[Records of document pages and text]
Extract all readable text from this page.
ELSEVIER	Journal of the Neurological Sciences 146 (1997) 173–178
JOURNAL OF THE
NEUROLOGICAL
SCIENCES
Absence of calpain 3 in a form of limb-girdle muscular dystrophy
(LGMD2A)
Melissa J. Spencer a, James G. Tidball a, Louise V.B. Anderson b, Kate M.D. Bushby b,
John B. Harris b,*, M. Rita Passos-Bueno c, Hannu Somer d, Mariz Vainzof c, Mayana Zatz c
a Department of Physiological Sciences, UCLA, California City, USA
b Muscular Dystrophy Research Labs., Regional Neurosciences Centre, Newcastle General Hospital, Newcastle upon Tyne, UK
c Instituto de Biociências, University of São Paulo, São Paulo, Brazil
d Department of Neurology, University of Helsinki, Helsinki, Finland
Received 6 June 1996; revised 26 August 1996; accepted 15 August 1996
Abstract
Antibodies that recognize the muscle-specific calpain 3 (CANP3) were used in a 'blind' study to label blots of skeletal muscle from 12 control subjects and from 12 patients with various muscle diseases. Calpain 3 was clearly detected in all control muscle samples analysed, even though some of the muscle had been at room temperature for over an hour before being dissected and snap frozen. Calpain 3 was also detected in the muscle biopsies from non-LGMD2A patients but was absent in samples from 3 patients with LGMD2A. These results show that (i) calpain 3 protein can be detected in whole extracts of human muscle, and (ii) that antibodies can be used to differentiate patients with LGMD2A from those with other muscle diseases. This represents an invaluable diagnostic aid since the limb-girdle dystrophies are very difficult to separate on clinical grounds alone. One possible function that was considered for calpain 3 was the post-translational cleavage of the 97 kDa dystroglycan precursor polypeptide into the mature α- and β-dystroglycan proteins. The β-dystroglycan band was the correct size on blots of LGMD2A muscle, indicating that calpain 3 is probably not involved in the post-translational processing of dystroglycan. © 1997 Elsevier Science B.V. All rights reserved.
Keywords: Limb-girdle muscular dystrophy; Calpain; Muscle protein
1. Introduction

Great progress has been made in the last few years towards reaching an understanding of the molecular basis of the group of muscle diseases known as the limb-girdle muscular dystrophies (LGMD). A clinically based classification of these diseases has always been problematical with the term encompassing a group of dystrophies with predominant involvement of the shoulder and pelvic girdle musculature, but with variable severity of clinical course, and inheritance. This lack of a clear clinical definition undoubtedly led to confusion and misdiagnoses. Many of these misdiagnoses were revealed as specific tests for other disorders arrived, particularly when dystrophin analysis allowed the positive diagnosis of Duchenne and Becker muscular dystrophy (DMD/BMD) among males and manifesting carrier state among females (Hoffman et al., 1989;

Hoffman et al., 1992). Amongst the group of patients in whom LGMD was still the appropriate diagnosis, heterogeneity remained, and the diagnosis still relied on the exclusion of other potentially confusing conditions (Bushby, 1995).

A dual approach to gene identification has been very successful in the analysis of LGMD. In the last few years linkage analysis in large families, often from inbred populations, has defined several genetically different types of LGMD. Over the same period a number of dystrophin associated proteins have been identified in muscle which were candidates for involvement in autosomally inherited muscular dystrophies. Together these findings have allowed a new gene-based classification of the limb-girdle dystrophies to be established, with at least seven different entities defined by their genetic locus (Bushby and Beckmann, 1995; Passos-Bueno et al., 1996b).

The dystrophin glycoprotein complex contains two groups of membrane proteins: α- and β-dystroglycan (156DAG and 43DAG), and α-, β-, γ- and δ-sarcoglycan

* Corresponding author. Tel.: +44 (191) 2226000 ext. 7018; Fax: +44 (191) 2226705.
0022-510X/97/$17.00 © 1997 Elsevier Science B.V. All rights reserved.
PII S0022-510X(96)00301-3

Exercise directions:
The word to find is "University". Copy every line of the records that holds it.

Answer below:
c Instituto de Biociências, University of São Paulo, São Paulo, Brazil
d Department of Neurology, University of Helsinki, Helsinki, Finland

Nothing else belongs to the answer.